=== WRITTEN TASK ===
Extract every record, keeping each one exactly as it is.

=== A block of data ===
========================================

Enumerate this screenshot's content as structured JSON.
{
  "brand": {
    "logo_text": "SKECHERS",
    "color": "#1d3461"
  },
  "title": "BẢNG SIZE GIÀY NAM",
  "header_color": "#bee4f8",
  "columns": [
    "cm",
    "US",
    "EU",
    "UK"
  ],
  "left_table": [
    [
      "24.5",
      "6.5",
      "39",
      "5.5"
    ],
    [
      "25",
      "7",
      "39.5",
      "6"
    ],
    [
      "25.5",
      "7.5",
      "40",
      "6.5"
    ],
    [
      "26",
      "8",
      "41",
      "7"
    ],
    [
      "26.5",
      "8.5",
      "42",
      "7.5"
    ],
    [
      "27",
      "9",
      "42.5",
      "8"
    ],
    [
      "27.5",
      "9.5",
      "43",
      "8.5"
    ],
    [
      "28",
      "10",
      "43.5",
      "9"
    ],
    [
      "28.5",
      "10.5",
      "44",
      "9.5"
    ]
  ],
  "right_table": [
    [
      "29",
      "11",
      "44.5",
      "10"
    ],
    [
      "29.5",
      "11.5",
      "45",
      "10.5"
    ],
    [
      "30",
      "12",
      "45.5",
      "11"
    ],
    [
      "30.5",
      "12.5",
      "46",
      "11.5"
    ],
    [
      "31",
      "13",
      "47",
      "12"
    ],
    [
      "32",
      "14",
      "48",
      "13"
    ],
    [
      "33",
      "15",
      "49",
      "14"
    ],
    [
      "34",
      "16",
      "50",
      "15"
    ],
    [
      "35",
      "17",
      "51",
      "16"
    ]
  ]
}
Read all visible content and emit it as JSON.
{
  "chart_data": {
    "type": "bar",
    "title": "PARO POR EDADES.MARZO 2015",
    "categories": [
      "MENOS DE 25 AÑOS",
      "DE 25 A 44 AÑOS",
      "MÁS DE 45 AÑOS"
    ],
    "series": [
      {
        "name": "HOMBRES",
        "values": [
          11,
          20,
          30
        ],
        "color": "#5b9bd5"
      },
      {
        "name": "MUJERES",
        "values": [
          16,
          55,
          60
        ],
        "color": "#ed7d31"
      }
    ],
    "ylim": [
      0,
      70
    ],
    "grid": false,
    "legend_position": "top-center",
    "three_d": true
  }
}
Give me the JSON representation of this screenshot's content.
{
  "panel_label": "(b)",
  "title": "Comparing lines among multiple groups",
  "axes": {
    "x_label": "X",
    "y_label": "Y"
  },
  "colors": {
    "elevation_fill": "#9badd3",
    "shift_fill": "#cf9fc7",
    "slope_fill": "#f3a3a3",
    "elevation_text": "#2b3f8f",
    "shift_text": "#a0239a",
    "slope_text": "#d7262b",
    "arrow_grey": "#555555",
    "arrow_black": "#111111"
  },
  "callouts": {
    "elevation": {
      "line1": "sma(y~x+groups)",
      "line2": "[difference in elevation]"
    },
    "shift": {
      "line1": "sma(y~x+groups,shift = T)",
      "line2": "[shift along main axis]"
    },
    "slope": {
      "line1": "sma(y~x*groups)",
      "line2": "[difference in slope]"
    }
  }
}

========================================

=== THE COMPLETED TASK ===
Enumerate this screenshot's content as structured JSON.
{
  "brand": {
    "logo_text": "SKECHERS",
    "color": "#1d3461"
  },
  "title": "BẢNG SIZE GIÀY NAM",
  "header_color": "#bee4f8",
  "columns": [
    "cm",
    "US",
    "EU",
    "UK"
  ],
  "left_table": [
    [
      "24.5",
      "6.5",
      "39",
      "5.5"
    ],
    [
      "25",
      "7",
      "39.5",
      "6"
    ],
    [
      "25.5",
      "7.5",
      "40",
      "6.5"
    ],
    [
      "26",
      "8",
      "41",
      "7"
    ],
    [
      "26.5",
      "8.5",
      "42",
      "7.5"
    ],
    [
      "27",
      "9",
      "42.5",
      "8"
    ],
    [
      "27.5",
      "9.5",
      "43",
      "8.5"
    ],
    [
      "28",
      "10",
      "43.5",
      "9"
    ],
    [
      "28.5",
      "10.5",
      "44",
      "9.5"
    ]
  ],
  "right_table": [
    [
      "29",
      "11",
      "44.5",
      "10"
    ],
    [
      "29.5",
      "11.5",
      "45",
      "10.5"
    ],
    [
      "30",
      "12",
      "45.5",
      "11"
    ],
    [
      "30.5",
      "12.5",
      "46",
      "11.5"
    ],
    [
      "31",
      "13",
      "47",
      "12"
    ],
    [
      "32",
      "14",
      "48",
      "13"
    ],
    [
      "33",
      "15",
      "49",
      "14"
    ],
    [
      "34",
      "16",
      "50",
      "15"
    ],
    [
      "35",
      "17",
      "51",
      "16"
    ]
  ]
}
Read all visible content and emit it as JSON.
{
  "chart_data": {
    "type": "bar",
    "title": "PARO POR EDADES.MARZO 2015",
    "categories": [
      "MENOS DE 25 AÑOS",
      "DE 25 A 44 AÑOS",
      "MÁS DE 45 AÑOS"
    ],
    "series": [
      {
        "name": "HOMBRES",
        "values": [
          11,
          20,
          30
        ],
        "color": "#5b9bd5"
      },
      {
        "name": "MUJERES",
        "values": [
          16,
          55,
          60
        ],
        "color": "#ed7d31"
      }
    ],
    "ylim": [
      0,
      70
    ],
    "grid": false,
    "legend_position": "top-center",
    "three_d": true
  }
}
Give me the JSON representation of this screenshot's content.
{
  "panel_label": "(b)",
  "title": "Comparing lines among multiple groups",
  "axes": {
    "x_label": "X",
    "y_label": "Y"
  },
  "colors": {
    "elevation_fill": "#9badd3",
    "shift_fill": "#cf9fc7",
    "slope_fill": "#f3a3a3",
    "elevation_text": "#2b3f8f",
    "shift_text": "#a0239a",
    "slope_text": "#d7262b",
    "arrow_grey": "#555555",
    "arrow_black": "#111111"
  },
  "callouts": {
    "elevation": {
      "line1": "sma(y~x+groups)",
      "line2": "[difference in elevation]"
    },
    "shift": {
      "line1": "sma(y~x+groups,shift = T)",
      "line2": "[shift along main axis]"
    },
    "slope": {
      "line1": "sma(y~x*groups)",
      "line2": "[difference in slope]"
    }
  }
}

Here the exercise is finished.